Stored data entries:
######

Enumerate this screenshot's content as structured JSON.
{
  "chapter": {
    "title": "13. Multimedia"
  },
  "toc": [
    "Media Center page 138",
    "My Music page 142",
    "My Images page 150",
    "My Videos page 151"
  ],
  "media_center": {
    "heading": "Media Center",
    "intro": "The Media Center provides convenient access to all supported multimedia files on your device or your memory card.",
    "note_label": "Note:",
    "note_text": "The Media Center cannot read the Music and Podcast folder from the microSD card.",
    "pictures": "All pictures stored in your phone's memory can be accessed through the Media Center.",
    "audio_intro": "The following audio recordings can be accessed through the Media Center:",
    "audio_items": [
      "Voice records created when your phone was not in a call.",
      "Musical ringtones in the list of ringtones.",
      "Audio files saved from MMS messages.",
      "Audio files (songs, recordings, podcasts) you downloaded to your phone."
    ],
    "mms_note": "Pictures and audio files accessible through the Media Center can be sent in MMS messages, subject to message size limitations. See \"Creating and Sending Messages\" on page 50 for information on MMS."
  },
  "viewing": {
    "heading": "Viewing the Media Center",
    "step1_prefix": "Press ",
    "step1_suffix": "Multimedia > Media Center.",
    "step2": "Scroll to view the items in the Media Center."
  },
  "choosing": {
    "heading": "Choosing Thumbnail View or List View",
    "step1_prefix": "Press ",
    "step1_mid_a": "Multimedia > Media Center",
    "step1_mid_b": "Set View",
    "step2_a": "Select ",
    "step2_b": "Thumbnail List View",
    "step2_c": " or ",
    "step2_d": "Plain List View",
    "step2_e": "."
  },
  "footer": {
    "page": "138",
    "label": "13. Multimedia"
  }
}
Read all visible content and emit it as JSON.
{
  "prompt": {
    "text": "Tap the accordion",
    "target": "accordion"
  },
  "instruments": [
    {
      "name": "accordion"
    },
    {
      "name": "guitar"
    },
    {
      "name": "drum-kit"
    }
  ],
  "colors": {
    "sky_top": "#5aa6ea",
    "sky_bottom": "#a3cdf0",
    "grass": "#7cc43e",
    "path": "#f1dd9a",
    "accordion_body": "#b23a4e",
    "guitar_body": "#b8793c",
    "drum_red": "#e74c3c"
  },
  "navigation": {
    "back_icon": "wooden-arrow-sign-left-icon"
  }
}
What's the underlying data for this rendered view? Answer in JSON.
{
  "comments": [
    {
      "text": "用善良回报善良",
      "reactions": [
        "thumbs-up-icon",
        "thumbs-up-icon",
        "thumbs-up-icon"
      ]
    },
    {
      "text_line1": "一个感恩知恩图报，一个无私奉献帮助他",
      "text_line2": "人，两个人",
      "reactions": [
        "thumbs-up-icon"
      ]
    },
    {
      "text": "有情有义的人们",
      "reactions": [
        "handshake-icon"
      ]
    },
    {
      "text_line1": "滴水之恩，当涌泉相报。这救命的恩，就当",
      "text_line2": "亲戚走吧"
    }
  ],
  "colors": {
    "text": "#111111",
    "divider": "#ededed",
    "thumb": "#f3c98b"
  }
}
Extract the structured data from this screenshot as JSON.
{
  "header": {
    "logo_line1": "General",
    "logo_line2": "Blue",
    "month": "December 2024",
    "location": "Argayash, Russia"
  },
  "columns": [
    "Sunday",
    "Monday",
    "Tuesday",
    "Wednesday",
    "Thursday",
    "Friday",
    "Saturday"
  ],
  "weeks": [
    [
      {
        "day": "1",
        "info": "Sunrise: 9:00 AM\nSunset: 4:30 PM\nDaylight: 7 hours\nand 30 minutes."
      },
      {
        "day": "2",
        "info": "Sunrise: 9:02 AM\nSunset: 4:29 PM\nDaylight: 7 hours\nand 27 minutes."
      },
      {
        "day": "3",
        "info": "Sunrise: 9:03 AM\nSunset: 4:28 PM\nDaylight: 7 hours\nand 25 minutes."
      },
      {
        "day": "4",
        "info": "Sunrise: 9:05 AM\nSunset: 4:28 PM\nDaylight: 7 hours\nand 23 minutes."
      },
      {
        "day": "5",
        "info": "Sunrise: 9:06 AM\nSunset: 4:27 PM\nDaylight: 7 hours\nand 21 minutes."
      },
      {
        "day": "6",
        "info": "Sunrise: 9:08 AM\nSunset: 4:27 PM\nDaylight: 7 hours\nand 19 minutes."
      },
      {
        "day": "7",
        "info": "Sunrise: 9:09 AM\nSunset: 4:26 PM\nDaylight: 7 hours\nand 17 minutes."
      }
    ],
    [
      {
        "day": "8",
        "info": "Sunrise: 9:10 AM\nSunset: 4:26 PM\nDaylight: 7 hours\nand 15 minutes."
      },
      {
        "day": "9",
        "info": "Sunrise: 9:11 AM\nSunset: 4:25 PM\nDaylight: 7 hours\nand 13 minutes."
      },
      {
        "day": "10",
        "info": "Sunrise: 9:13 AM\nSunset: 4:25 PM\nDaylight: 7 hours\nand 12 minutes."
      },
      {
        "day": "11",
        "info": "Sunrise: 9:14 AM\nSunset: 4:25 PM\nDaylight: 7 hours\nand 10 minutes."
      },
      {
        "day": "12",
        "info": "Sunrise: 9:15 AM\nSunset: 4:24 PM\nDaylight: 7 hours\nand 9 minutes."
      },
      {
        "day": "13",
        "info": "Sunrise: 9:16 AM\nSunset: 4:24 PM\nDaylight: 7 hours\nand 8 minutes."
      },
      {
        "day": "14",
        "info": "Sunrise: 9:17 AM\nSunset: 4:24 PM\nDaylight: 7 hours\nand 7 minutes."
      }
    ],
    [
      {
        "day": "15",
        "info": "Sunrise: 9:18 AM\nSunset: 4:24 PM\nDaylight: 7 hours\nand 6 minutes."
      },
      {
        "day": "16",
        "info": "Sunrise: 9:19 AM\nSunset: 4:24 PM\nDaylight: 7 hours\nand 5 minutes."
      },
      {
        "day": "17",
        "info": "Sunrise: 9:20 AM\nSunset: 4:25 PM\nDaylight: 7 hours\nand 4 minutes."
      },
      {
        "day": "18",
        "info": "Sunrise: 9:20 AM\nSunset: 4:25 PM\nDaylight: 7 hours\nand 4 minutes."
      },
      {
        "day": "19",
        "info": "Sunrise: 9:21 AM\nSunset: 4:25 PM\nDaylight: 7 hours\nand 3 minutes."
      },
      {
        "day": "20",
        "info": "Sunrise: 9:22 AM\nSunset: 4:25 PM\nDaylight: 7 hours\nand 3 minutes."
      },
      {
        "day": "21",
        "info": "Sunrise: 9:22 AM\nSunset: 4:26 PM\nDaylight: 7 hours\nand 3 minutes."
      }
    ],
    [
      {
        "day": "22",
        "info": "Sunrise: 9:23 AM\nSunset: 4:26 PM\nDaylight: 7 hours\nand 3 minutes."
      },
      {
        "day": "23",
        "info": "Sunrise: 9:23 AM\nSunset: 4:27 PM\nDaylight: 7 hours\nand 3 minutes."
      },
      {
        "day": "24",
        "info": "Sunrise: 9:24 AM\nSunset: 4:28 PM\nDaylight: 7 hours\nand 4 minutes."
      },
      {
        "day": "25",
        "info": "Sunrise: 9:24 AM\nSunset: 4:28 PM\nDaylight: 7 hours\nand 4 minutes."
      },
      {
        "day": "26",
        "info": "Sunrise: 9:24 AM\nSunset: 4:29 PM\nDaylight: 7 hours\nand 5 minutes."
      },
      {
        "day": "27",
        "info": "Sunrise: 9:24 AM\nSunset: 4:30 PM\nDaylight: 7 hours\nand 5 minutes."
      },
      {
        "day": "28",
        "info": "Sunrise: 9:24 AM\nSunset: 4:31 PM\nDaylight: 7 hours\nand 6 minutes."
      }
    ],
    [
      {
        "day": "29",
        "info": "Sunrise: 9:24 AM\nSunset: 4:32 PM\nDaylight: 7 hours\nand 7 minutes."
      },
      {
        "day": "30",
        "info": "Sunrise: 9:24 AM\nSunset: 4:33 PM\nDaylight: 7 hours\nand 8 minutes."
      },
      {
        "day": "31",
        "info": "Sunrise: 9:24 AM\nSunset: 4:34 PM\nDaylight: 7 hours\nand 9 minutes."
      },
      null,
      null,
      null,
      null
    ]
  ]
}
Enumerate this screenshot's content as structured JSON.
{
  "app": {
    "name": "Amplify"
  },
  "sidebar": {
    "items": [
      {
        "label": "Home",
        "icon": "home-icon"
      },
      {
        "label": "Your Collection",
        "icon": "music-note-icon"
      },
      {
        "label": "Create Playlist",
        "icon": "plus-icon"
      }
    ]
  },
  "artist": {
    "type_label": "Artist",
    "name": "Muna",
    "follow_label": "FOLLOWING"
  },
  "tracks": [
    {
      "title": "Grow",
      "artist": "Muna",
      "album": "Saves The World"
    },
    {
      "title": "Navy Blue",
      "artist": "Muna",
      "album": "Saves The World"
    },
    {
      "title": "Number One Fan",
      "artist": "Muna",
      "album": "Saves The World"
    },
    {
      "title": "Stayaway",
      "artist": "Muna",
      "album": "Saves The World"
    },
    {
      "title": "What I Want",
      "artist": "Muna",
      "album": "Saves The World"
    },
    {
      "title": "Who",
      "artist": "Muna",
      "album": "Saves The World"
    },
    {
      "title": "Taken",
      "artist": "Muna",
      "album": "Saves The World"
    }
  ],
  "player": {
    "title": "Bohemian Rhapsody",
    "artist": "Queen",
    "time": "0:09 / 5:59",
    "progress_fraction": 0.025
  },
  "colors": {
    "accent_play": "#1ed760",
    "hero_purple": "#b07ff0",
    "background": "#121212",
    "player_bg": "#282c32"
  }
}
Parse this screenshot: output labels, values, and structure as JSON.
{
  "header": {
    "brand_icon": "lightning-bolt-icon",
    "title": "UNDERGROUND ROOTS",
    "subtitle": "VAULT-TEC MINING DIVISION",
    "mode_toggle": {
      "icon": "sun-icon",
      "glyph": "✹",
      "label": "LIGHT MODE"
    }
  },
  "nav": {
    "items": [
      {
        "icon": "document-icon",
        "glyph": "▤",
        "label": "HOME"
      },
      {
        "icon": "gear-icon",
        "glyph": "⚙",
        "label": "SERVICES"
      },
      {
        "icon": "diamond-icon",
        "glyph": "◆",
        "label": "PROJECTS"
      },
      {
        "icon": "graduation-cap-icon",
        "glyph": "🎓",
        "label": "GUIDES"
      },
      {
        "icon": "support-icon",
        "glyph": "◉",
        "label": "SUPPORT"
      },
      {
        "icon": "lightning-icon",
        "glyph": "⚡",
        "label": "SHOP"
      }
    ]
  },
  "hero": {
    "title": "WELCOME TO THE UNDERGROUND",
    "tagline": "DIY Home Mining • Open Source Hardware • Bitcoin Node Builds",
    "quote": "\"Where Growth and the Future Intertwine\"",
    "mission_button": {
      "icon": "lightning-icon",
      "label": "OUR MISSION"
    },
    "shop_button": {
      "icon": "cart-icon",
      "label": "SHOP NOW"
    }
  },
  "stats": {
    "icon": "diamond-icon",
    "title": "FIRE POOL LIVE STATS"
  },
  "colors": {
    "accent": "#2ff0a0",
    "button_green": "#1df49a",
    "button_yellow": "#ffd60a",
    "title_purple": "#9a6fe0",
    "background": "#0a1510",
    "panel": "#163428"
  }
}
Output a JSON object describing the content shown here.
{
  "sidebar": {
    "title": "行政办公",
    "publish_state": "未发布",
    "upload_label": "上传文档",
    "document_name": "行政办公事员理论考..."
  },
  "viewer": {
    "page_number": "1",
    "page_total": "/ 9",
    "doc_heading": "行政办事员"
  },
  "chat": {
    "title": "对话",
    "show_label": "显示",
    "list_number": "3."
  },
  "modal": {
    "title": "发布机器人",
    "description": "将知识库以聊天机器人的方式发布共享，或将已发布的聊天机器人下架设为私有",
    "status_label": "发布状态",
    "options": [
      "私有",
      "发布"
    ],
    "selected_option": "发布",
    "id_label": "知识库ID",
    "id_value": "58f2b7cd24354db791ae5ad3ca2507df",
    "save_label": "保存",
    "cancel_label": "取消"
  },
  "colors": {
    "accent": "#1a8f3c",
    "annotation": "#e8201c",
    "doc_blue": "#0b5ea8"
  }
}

######

**TASK DETAILS**
Say how many lines in the records hold the string "recordings", and say nothing else.

**EXERCISE OUTPUT**
2